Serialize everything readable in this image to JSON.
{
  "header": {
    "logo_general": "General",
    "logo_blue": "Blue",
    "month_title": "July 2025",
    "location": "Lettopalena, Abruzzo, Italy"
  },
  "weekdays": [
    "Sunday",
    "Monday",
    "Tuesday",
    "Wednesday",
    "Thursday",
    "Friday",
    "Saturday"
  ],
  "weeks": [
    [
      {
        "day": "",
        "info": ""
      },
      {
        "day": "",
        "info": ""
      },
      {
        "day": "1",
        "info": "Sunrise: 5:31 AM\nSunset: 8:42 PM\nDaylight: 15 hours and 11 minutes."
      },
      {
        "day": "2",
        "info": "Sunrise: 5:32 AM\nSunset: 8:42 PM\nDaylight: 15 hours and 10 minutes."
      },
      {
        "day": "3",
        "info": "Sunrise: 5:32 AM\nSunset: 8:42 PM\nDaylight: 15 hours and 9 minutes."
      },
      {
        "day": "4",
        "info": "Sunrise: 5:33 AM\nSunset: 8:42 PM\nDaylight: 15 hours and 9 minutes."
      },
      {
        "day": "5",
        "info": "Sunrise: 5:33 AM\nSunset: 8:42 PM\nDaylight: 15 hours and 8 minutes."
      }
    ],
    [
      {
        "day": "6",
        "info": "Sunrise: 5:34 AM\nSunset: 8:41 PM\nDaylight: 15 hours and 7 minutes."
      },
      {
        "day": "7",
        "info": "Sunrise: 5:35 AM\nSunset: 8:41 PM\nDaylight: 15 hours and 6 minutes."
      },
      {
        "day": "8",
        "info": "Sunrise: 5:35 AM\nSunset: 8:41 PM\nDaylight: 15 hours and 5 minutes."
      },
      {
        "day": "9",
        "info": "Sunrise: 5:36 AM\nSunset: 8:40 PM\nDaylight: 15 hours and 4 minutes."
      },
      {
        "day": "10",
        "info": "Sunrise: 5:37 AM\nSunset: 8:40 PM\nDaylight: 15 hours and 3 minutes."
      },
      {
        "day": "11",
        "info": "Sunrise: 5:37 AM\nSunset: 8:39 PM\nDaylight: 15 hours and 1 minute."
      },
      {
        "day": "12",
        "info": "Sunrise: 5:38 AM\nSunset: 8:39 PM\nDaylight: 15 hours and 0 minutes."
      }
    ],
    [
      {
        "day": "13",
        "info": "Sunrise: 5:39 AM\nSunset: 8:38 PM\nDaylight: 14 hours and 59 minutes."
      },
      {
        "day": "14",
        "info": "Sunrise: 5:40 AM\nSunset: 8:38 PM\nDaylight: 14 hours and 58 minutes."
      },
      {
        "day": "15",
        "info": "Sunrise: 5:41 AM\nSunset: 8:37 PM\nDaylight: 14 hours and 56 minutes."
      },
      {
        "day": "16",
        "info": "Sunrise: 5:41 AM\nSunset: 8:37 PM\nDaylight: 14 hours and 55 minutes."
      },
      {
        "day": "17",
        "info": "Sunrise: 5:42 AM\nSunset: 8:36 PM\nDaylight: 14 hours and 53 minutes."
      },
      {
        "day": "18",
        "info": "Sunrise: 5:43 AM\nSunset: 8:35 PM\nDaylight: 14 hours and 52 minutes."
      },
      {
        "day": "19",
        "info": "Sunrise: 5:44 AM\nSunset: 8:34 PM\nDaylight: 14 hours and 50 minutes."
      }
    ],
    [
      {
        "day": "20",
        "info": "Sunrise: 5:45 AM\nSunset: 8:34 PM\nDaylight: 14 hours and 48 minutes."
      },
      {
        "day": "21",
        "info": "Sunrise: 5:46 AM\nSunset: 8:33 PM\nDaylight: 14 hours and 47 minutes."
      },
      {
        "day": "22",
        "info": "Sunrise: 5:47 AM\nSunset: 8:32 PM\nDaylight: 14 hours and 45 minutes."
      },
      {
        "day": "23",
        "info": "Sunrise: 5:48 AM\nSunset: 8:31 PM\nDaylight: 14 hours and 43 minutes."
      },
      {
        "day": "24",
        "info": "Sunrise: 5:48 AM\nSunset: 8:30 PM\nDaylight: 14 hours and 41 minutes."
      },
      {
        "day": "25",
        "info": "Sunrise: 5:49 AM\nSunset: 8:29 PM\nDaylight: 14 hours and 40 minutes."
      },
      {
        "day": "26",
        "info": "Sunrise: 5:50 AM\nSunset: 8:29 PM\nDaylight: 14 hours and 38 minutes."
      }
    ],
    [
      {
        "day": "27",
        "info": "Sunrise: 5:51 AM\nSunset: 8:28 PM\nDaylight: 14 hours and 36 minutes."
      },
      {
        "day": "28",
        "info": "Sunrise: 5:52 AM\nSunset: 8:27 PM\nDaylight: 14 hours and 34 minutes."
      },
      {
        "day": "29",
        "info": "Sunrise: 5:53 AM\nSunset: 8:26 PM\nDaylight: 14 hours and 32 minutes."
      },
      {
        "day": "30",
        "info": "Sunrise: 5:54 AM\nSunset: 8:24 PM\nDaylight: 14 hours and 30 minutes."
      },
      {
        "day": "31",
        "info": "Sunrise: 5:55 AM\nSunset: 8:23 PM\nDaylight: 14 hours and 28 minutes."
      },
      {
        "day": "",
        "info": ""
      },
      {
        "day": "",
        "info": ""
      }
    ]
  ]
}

• • • •

▶ GIVEN INSTRUCTION: The records above are to be repeated exactly, in their entirety.

▶ EXERCISE ANSWER:
Serialize everything readable in this image to JSON.
{
  "header": {
    "logo_general": "General",
    "logo_blue": "Blue",
    "month_title": "July 2025",
    "location": "Lettopalena, Abruzzo, Italy"
  },
  "weekdays": [
    "Sunday",
    "Monday",
    "Tuesday",
    "Wednesday",
    "Thursday",
    "Friday",
    "Saturday"
  ],
  "weeks": [
    [
      {
        "day": "",
        "info": ""
      },
      {
        "day": "",
        "info": ""
      },
      {
        "day": "1",
        "info": "Sunrise: 5:31 AM\nSunset: 8:42 PM\nDaylight: 15 hours and 11 minutes."
      },
      {
        "day": "2",
        "info": "Sunrise: 5:32 AM\nSunset: 8:42 PM\nDaylight: 15 hours and 10 minutes."
      },
      {
        "day": "3",
        "info": "Sunrise: 5:32 AM\nSunset: 8:42 PM\nDaylight: 15 hours and 9 minutes."
      },
      {
        "day": "4",
        "info": "Sunrise: 5:33 AM\nSunset: 8:42 PM\nDaylight: 15 hours and 9 minutes."
      },
      {
        "day": "5",
        "info": "Sunrise: 5:33 AM\nSunset: 8:42 PM\nDaylight: 15 hours and 8 minutes."
      }
    ],
    [
      {
        "day": "6",
        "info": "Sunrise: 5:34 AM\nSunset: 8:41 PM\nDaylight: 15 hours and 7 minutes."
      },
      {
        "day": "7",
        "info": "Sunrise: 5:35 AM\nSunset: 8:41 PM\nDaylight: 15 hours and 6 minutes."
      },
      {
        "day": "8",
        "info": "Sunrise: 5:35 AM\nSunset: 8:41 PM\nDaylight: 15 hours and 5 minutes."
      },
      {
        "day": "9",
        "info": "Sunrise: 5:36 AM\nSunset: 8:40 PM\nDaylight: 15 hours and 4 minutes."
      },
      {
        "day": "10",
        "info": "Sunrise: 5:37 AM\nSunset: 8:40 PM\nDaylight: 15 hours and 3 minutes."
      },
      {
        "day": "11",
        "info": "Sunrise: 5:37 AM\nSunset: 8:39 PM\nDaylight: 15 hours and 1 minute."
      },
      {
        "day": "12",
        "info": "Sunrise: 5:38 AM\nSunset: 8:39 PM\nDaylight: 15 hours and 0 minutes."
      }
    ],
    [
      {
        "day": "13",
        "info": "Sunrise: 5:39 AM\nSunset: 8:38 PM\nDaylight: 14 hours and 59 minutes."
      },
      {
        "day": "14",
        "info": "Sunrise: 5:40 AM\nSunset: 8:38 PM\nDaylight: 14 hours and 58 minutes."
      },
      {
        "day": "15",
        "info": "Sunrise: 5:41 AM\nSunset: 8:37 PM\nDaylight: 14 hours and 56 minutes."
      },
      {
        "day": "16",
        "info": "Sunrise: 5:41 AM\nSunset: 8:37 PM\nDaylight: 14 hours and 55 minutes."
      },
      {
        "day": "17",
        "info": "Sunrise: 5:42 AM\nSunset: 8:36 PM\nDaylight: 14 hours and 53 minutes."
      },
      {
        "day": "18",
        "info": "Sunrise: 5:43 AM\nSunset: 8:35 PM\nDaylight: 14 hours and 52 minutes."
      },
      {
        "day": "19",
        "info": "Sunrise: 5:44 AM\nSunset: 8:34 PM\nDaylight: 14 hours and 50 minutes."
      }
    ],
    [
      {
        "day": "20",
        "info": "Sunrise: 5:45 AM\nSunset: 8:34 PM\nDaylight: 14 hours and 48 minutes."
      },
      {
        "day": "21",
        "info": "Sunrise: 5:46 AM\nSunset: 8:33 PM\nDaylight: 14 hours and 47 minutes."
      },
      {
        "day": "22",
        "info": "Sunrise: 5:47 AM\nSunset: 8:32 PM\nDaylight: 14 hours and 45 minutes."
      },
      {
        "day": "23",
        "info": "Sunrise: 5:48 AM\nSunset: 8:31 PM\nDaylight: 14 hours and 43 minutes."
      },
      {
        "day": "24",
        "info": "Sunrise: 5:48 AM\nSunset: 8:30 PM\nDaylight: 14 hours and 41 minutes."
      },
      {
        "day": "25",
        "info": "Sunrise: 5:49 AM\nSunset: 8:29 PM\nDaylight: 14 hours and 40 minutes."
      },
      {
        "day": "26",
        "info": "Sunrise: 5:50 AM\nSunset: 8:29 PM\nDaylight: 14 hours and 38 minutes."
      }
    ],
    [
      {
        "day": "27",
        "info": "Sunrise: 5:51 AM\nSunset: 8:28 PM\nDaylight: 14 hours and 36 minutes."
      },
      {
        "day": "28",
        "info": "Sunrise: 5:52 AM\nSunset: 8:27 PM\nDaylight: 14 hours and 34 minutes."
      },
      {
        "day": "29",
        "info": "Sunrise: 5:53 AM\nSunset: 8:26 PM\nDaylight: 14 hours and 32 minutes."
      },
      {
        "day": "30",
        "info": "Sunrise: 5:54 AM\nSunset: 8:24 PM\nDaylight: 14 hours and 30 minutes."
      },
      {
        "day": "31",
        "info": "Sunrise: 5:55 AM\nSunset: 8:23 PM\nDaylight: 14 hours and 28 minutes."
      },
      {
        "day": "",
        "info": ""
      },
      {
        "day": "",
        "info": ""
      }
    ]
  ]
}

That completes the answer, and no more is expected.